» Given instruction:
Check every line of the material below for "liblogin". Give the number of lines that have it, and only that.
....
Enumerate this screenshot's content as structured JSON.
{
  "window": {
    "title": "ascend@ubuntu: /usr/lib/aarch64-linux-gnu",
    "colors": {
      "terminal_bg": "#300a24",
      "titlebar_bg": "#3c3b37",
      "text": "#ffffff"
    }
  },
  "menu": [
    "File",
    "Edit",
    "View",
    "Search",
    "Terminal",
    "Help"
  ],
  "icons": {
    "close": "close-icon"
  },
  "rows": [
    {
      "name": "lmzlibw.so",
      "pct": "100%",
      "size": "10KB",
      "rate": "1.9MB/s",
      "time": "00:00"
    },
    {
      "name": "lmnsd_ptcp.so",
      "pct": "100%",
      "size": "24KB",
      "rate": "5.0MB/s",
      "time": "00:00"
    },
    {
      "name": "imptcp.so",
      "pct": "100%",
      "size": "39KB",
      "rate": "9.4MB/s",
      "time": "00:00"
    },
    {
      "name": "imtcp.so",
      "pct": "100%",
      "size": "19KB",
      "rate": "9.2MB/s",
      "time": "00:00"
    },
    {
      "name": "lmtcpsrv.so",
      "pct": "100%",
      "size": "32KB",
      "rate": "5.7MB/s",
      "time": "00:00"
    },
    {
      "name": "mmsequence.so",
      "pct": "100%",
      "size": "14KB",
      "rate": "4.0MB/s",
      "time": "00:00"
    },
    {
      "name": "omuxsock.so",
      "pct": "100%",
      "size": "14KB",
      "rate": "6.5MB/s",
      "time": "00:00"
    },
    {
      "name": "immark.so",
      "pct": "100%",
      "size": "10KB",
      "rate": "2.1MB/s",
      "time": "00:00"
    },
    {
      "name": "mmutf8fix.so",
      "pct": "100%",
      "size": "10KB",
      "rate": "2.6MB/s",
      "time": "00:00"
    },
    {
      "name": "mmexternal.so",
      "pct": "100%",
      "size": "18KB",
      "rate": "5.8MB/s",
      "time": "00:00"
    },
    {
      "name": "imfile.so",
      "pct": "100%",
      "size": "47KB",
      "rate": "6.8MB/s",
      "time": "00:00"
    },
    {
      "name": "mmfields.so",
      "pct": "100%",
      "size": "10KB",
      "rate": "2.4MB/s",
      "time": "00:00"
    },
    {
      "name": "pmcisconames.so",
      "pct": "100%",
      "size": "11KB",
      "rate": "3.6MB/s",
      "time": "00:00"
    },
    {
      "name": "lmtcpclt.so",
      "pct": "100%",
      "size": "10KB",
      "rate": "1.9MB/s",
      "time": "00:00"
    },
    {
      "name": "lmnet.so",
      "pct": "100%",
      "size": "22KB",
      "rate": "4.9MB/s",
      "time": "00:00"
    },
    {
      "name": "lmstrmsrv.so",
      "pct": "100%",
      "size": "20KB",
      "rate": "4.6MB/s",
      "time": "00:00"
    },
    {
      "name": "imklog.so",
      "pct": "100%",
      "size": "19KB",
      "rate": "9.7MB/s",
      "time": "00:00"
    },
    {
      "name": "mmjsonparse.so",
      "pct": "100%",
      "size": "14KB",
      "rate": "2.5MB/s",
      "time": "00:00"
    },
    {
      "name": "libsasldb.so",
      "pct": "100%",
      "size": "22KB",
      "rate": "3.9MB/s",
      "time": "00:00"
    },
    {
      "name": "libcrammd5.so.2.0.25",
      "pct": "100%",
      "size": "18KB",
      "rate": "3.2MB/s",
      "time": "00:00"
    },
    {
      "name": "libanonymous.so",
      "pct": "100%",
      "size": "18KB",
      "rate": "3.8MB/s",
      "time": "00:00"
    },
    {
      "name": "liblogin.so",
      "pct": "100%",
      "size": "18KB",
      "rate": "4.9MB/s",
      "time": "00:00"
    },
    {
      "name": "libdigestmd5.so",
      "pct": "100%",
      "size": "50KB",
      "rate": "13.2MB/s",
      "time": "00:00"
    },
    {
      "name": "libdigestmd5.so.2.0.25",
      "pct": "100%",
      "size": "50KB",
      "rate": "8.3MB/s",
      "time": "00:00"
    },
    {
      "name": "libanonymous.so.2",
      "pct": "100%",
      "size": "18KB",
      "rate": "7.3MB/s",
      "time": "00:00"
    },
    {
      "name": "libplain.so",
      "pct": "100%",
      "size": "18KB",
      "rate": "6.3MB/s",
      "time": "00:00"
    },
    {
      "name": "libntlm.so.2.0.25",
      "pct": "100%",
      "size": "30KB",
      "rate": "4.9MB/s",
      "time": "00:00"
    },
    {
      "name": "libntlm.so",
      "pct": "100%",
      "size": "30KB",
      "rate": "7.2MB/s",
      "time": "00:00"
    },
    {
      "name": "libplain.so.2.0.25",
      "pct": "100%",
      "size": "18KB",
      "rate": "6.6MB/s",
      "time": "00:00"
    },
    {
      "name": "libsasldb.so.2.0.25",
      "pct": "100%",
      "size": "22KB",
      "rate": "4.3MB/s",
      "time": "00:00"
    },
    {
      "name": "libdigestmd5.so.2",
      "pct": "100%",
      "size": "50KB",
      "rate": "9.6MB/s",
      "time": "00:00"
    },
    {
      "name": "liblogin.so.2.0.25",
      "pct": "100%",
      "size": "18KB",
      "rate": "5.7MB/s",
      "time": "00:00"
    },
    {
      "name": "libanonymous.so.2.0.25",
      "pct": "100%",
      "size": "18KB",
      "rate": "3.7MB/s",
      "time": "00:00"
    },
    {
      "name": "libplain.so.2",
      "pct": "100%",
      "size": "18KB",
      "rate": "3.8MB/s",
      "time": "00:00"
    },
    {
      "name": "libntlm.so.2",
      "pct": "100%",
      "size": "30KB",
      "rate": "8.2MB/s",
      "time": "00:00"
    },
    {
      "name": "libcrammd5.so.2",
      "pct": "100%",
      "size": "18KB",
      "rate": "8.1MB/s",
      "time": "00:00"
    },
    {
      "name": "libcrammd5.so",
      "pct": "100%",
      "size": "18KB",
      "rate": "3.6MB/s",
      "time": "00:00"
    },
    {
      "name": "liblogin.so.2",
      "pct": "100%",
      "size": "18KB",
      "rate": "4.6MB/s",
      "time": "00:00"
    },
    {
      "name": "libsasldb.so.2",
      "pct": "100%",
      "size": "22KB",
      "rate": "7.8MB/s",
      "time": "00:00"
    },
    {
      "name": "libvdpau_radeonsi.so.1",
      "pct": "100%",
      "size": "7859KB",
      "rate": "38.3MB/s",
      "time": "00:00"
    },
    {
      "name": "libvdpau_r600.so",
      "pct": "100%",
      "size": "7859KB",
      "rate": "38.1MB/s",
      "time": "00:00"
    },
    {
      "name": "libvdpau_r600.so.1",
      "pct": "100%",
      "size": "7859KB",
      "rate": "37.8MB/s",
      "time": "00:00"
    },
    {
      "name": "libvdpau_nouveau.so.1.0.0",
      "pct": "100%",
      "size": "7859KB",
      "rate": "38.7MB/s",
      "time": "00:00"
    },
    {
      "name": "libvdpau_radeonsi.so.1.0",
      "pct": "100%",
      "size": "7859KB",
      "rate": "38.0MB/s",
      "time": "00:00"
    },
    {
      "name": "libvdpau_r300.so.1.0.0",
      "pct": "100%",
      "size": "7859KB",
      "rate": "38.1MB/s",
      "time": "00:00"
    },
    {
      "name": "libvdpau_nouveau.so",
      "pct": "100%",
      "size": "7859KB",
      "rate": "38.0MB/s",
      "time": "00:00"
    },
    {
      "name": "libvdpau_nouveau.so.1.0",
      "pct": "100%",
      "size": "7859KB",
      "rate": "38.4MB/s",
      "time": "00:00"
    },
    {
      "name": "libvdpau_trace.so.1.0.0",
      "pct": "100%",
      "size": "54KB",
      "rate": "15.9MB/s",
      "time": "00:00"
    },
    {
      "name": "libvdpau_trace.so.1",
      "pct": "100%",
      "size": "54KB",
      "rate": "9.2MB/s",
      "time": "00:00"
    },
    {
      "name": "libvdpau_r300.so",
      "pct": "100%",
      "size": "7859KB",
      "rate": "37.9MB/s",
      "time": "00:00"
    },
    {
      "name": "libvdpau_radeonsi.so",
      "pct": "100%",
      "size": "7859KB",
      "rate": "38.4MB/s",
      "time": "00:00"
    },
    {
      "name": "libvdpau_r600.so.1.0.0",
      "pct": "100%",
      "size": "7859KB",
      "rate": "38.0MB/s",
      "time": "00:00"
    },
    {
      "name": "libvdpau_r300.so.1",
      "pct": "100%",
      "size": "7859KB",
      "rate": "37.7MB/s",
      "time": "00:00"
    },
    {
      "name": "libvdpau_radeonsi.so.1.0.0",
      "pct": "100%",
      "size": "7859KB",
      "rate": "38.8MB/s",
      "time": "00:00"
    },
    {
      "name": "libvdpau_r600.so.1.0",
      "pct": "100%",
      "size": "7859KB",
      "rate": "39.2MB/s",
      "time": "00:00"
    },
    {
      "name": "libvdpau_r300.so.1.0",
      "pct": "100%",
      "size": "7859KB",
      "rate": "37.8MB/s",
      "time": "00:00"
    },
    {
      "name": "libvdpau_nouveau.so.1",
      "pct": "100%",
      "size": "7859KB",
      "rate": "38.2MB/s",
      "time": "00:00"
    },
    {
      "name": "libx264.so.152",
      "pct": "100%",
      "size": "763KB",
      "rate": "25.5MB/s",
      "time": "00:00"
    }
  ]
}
....
» Exercise result:
3